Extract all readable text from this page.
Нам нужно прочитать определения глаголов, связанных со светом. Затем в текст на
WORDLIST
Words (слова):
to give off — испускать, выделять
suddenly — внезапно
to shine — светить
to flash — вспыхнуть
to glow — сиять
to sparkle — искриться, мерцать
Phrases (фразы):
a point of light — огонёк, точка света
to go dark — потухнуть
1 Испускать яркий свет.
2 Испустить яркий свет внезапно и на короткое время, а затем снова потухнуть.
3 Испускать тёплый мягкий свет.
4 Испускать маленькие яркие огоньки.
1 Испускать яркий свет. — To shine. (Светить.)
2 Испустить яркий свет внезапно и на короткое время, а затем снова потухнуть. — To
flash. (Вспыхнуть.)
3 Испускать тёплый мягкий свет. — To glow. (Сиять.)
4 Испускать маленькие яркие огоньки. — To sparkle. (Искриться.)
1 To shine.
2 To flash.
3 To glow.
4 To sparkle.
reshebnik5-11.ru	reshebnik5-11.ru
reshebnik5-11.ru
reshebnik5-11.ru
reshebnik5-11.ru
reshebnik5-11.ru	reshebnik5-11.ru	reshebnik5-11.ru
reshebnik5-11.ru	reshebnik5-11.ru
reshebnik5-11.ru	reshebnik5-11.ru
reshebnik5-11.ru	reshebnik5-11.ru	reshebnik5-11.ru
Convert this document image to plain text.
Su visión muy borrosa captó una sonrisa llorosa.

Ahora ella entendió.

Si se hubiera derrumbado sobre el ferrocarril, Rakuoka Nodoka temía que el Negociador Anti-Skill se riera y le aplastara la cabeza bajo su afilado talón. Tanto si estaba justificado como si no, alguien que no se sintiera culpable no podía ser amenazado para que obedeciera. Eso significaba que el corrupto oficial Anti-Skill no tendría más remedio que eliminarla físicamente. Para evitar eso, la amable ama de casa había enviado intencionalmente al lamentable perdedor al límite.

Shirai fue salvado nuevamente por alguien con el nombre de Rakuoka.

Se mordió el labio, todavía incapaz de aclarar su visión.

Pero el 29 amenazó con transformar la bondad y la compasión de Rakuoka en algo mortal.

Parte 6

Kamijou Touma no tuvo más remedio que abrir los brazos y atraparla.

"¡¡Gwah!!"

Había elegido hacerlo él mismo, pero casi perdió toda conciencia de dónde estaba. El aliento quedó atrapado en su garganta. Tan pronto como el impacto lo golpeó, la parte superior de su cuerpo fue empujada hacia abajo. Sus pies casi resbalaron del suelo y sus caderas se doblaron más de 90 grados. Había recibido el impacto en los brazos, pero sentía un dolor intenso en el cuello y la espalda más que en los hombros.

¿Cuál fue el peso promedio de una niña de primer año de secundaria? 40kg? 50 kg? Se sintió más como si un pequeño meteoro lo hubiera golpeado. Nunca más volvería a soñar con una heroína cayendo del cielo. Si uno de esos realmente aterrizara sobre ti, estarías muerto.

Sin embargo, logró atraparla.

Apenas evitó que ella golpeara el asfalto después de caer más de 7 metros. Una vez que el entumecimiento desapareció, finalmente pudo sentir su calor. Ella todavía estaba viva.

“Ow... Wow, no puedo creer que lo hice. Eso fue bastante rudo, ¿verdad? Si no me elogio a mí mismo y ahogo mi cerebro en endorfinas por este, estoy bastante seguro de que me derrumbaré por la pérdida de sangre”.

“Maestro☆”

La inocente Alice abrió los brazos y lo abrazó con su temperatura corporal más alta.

- - - - - - -

AIM OF THE TASK: Look through the entries above for the word "sparkle". Copy every line where it shows up.

EXERCISE RESULT:
to sparkle — искриться, мерцать
4 Испускать маленькие яркие огоньки. — To sparkle. (Искриться.)
4 To sparkle.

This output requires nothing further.